## RECORD EXCERPTS
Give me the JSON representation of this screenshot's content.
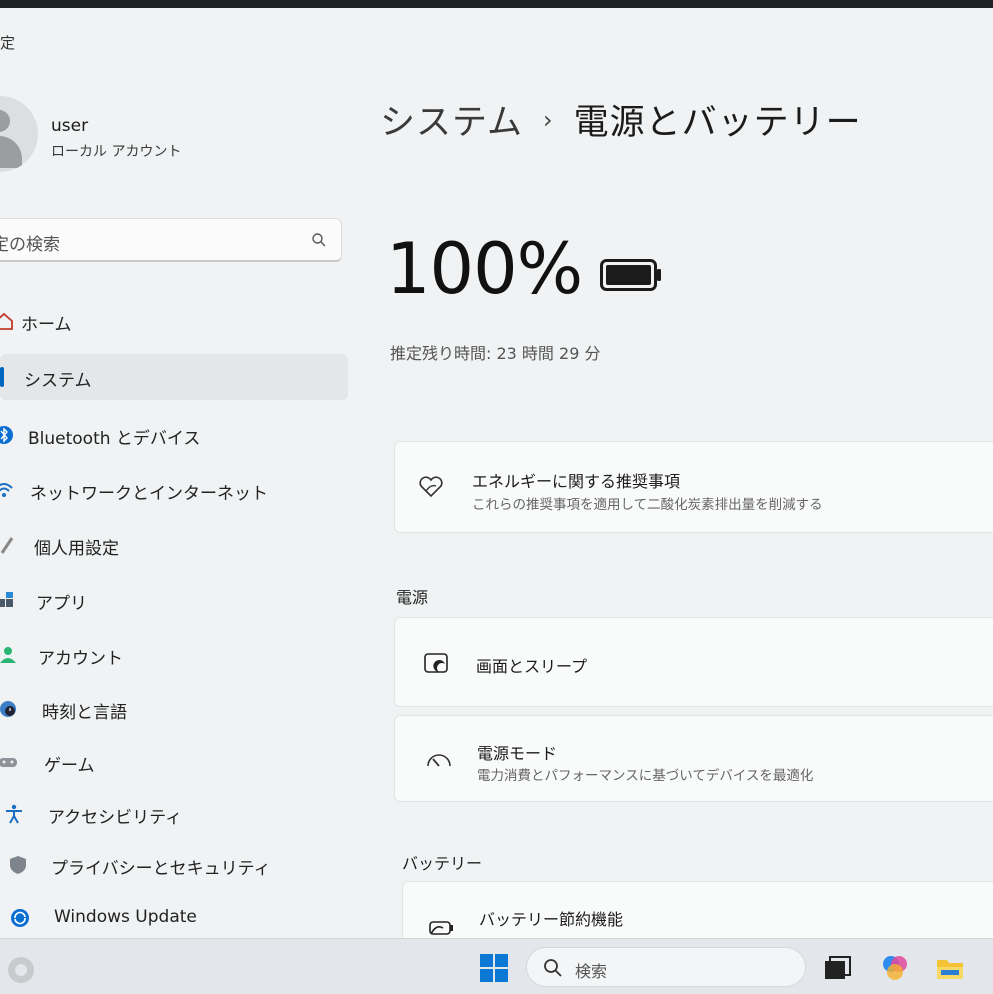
{
  "window": {
    "title": "設定"
  },
  "user": {
    "name": "user",
    "account_type": "ローカル アカウント"
  },
  "search": {
    "placeholder": "設定の検索"
  },
  "sidebar": {
    "items": [
      {
        "label": "ホーム",
        "icon": "home-icon"
      },
      {
        "label": "システム",
        "icon": "system-icon",
        "active": true
      },
      {
        "label": "Bluetooth とデバイス",
        "icon": "bluetooth-icon"
      },
      {
        "label": "ネットワークとインターネット",
        "icon": "network-icon"
      },
      {
        "label": "個人用設定",
        "icon": "brush-icon"
      },
      {
        "label": "アプリ",
        "icon": "apps-icon"
      },
      {
        "label": "アカウント",
        "icon": "account-icon"
      },
      {
        "label": "時刻と言語",
        "icon": "globe-clock-icon"
      },
      {
        "label": "ゲーム",
        "icon": "gamepad-icon"
      },
      {
        "label": "アクセシビリティ",
        "icon": "accessibility-icon"
      },
      {
        "label": "プライバシーとセキュリティ",
        "icon": "shield-icon"
      },
      {
        "label": "Windows Update",
        "icon": "update-icon"
      }
    ]
  },
  "breadcrumb": {
    "parent": "システム",
    "separator": "›",
    "current": "電源とバッテリー"
  },
  "battery": {
    "percent": "100%",
    "remaining": "推定残り時間: 23 時間 29 分",
    "level": 1.0
  },
  "recommendations": {
    "title": "エネルギーに関する推奨事項",
    "description": "これらの推奨事項を適用して二酸化炭素排出量を削減する"
  },
  "power_section": {
    "title": "電源",
    "items": [
      {
        "title": "画面とスリープ",
        "description": ""
      },
      {
        "title": "電源モード",
        "description": "電力消費とパフォーマンスに基づいてデバイスを最適化"
      }
    ]
  },
  "battery_section": {
    "title": "バッテリー",
    "items": [
      {
        "title": "バッテリー節約機能"
      }
    ]
  },
  "taskbar": {
    "search_placeholder": "検索"
  },
  "colors": {
    "accent": "#0067c0",
    "background": "#f0f2f3"
  }
}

## WHAT TO PRODUCE
Transcribe the full listing above exactly, with the images removed.

## ANSWER
Give me the JSON representation of this screenshot's content.
{
  "window": {
    "title": "設定"
  },
  "user": {
    "name": "user",
    "account_type": "ローカル アカウント"
  },
  "search": {
    "placeholder": "設定の検索"
  },
  "sidebar": {
    "items": [
      {
        "label": "ホーム",
        "icon": "home-icon"
      },
      {
        "label": "システム",
        "icon": "system-icon",
        "active": true
      },
      {
        "label": "Bluetooth とデバイス",
        "icon": "bluetooth-icon"
      },
      {
        "label": "ネットワークとインターネット",
        "icon": "network-icon"
      },
      {
        "label": "個人用設定",
        "icon": "brush-icon"
      },
      {
        "label": "アプリ",
        "icon": "apps-icon"
      },
      {
        "label": "アカウント",
        "icon": "account-icon"
      },
      {
        "label": "時刻と言語",
        "icon": "globe-clock-icon"
      },
      {
        "label": "ゲーム",
        "icon": "gamepad-icon"
      },
      {
        "label": "アクセシビリティ",
        "icon": "accessibility-icon"
      },
      {
        "label": "プライバシーとセキュリティ",
        "icon": "shield-icon"
      },
      {
        "label": "Windows Update",
        "icon": "update-icon"
      }
    ]
  },
  "breadcrumb": {
    "parent": "システム",
    "separator": "›",
    "current": "電源とバッテリー"
  },
  "battery": {
    "percent": "100%",
    "remaining": "推定残り時間: 23 時間 29 分",
    "level": 1.0
  },
  "recommendations": {
    "title": "エネルギーに関する推奨事項",
    "description": "これらの推奨事項を適用して二酸化炭素排出量を削減する"
  },
  "power_section": {
    "title": "電源",
    "items": [
      {
        "title": "画面とスリープ",
        "description": ""
      },
      {
        "title": "電源モード",
        "description": "電力消費とパフォーマンスに基づいてデバイスを最適化"
      }
    ]
  },
  "battery_section": {
    "title": "バッテリー",
    "items": [
      {
        "title": "バッテリー節約機能"
      }
    ]
  },
  "taskbar": {
    "search_placeholder": "検索"
  },
  "colors": {
    "accent": "#0067c0",
    "background": "#f0f2f3"
  }
}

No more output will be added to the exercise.